** start **
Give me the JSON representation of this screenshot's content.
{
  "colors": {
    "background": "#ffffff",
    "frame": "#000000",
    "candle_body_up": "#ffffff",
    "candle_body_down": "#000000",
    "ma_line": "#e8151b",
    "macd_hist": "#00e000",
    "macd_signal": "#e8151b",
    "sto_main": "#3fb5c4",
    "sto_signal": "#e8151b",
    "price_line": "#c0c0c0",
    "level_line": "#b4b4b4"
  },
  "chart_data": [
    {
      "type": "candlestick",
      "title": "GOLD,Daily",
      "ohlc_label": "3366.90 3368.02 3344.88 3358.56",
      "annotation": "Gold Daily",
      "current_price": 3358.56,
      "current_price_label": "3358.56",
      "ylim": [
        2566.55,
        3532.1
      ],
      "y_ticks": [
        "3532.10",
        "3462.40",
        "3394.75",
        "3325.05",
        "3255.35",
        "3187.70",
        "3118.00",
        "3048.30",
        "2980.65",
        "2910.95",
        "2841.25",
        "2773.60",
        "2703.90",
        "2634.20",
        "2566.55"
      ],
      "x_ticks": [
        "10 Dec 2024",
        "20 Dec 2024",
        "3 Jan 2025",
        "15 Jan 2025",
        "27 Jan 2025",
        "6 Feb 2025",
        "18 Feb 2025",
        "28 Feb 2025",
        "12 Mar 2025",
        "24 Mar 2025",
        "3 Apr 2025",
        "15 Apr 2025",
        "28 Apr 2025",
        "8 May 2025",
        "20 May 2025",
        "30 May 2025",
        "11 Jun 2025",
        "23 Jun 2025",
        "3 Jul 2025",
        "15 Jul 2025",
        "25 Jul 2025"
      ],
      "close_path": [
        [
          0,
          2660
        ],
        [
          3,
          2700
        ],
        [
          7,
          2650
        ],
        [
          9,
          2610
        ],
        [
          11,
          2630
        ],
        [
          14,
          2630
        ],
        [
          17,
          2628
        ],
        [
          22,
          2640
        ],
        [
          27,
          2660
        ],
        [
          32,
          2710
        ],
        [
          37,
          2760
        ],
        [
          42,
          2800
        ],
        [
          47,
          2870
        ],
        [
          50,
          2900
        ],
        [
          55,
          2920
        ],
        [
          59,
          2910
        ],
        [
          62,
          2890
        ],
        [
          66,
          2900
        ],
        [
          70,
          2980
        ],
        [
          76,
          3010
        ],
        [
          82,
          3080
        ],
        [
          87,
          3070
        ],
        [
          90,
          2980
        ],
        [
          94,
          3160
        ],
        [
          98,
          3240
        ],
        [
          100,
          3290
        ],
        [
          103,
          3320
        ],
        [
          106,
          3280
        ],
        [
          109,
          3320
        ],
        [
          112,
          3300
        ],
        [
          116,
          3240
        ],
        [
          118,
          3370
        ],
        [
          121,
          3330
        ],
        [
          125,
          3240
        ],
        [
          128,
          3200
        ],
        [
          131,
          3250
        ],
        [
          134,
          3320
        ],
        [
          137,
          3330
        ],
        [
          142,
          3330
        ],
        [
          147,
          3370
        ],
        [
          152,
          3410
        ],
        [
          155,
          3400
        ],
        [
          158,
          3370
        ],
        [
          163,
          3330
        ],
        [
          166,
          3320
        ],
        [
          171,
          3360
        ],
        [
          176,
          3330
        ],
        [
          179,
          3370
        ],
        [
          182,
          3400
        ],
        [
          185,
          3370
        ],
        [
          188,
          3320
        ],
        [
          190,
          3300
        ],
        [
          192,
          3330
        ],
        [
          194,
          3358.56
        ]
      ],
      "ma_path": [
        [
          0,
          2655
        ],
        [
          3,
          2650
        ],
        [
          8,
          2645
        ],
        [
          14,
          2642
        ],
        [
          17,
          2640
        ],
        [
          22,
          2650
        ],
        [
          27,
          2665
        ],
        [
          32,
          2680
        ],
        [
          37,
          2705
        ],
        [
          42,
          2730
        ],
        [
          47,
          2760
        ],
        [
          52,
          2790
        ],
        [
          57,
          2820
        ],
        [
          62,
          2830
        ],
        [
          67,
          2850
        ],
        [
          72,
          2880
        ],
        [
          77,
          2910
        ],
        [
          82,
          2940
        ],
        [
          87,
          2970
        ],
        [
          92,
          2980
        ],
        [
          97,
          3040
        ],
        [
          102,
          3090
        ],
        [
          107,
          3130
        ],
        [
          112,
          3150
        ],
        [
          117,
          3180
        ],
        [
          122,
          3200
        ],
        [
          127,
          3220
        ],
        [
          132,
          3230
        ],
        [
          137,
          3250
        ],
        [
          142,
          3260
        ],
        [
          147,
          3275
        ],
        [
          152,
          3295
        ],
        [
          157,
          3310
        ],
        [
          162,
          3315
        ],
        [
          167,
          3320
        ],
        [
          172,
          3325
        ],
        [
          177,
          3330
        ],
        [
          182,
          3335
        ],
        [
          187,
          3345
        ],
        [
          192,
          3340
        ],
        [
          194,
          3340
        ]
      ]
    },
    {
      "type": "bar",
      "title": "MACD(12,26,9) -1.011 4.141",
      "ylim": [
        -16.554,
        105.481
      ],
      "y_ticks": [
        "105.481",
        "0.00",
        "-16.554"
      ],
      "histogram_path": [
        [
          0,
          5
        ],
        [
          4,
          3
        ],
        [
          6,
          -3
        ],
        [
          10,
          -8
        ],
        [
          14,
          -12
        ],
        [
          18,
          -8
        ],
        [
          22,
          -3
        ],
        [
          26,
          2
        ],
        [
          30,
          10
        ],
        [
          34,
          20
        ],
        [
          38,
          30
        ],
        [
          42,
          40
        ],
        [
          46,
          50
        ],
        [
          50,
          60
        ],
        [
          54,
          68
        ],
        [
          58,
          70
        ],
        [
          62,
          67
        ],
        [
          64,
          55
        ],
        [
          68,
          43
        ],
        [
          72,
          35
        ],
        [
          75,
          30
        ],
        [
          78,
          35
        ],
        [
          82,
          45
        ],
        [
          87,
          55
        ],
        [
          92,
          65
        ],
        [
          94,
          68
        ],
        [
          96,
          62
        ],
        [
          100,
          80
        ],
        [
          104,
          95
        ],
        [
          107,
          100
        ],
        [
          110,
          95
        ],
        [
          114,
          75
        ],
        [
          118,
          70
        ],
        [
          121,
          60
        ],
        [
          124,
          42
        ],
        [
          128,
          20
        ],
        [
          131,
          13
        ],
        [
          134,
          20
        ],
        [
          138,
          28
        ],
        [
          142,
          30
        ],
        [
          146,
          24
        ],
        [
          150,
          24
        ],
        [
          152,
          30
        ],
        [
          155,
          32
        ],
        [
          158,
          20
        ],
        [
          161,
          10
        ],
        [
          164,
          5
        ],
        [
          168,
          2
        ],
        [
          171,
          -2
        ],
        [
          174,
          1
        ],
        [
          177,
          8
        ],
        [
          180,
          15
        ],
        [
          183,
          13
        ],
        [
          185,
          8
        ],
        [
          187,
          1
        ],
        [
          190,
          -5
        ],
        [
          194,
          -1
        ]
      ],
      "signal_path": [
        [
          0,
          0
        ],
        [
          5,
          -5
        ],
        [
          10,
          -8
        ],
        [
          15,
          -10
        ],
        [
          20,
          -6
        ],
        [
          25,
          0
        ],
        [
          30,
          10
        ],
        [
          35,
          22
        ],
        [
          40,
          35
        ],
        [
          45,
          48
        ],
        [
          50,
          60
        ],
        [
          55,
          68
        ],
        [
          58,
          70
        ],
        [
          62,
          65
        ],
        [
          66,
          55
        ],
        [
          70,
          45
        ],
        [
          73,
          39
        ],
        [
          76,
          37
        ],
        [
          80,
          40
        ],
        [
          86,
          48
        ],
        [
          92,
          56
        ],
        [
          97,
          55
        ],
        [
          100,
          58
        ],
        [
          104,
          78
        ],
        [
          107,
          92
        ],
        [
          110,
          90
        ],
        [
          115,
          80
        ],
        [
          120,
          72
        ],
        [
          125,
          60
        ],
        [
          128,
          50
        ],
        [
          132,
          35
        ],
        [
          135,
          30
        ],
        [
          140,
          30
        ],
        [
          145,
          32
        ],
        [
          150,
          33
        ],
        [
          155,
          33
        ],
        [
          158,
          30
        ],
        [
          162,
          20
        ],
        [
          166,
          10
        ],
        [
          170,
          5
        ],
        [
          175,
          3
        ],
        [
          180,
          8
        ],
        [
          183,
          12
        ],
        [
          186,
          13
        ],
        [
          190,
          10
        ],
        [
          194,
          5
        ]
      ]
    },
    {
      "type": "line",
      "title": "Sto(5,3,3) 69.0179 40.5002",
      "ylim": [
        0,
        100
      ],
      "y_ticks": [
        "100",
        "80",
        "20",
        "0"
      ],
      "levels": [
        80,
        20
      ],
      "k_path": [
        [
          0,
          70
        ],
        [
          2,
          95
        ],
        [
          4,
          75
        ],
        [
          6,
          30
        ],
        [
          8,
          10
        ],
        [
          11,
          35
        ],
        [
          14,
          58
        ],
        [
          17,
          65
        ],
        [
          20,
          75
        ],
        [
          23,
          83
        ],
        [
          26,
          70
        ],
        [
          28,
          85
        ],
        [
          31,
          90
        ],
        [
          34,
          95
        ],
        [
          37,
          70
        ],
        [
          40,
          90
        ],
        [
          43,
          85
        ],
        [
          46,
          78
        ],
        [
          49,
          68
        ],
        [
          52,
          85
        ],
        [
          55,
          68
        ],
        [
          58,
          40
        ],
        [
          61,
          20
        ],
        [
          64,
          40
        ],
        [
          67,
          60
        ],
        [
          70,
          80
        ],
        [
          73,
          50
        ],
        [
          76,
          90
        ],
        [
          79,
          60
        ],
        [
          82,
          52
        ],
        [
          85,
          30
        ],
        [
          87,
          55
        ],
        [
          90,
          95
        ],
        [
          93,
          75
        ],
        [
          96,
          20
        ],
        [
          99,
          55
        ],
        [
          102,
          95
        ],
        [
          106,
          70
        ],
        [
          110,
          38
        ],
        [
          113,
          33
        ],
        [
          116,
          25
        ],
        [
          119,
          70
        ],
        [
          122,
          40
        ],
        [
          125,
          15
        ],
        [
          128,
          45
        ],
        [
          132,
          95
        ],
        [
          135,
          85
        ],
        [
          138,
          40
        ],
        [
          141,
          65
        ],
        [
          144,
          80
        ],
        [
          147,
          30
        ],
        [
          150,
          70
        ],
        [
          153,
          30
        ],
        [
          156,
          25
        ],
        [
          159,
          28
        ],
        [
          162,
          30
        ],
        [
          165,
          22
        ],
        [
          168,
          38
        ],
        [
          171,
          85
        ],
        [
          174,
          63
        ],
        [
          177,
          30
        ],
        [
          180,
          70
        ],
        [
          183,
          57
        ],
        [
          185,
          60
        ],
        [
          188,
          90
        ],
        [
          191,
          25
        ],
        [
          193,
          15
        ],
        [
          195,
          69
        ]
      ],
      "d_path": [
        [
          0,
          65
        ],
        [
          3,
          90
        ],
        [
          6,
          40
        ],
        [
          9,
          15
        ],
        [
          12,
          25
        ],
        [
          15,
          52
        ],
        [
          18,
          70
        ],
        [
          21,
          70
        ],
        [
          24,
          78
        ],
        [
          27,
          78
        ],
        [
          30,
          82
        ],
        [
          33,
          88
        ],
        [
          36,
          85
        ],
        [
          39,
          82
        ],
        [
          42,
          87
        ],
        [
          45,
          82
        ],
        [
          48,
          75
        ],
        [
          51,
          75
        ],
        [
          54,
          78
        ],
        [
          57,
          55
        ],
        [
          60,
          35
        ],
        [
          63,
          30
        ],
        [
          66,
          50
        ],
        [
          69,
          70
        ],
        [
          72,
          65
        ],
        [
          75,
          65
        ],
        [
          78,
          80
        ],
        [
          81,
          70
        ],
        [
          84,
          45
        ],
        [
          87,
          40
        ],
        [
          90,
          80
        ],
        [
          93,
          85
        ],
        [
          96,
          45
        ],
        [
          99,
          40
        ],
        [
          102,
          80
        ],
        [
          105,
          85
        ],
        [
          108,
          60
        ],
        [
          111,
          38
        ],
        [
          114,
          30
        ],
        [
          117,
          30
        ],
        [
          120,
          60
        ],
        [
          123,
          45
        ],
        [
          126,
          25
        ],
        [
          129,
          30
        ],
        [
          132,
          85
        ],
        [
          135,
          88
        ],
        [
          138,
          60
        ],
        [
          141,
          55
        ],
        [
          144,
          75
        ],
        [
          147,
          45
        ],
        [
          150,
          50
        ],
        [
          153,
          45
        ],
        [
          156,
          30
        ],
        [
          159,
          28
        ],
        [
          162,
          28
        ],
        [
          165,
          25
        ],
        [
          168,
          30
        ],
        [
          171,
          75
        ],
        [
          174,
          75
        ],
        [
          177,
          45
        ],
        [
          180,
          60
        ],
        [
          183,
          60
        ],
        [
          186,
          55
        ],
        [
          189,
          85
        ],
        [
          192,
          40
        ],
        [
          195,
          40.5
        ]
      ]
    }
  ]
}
** end **
:: PROBLEM TO SOLVE ::
Return only those lines of the records that contain the string "Daily".

:: OUTPUT BELOW ::
      "title": "GOLD,Daily",
      "annotation": "Gold Daily",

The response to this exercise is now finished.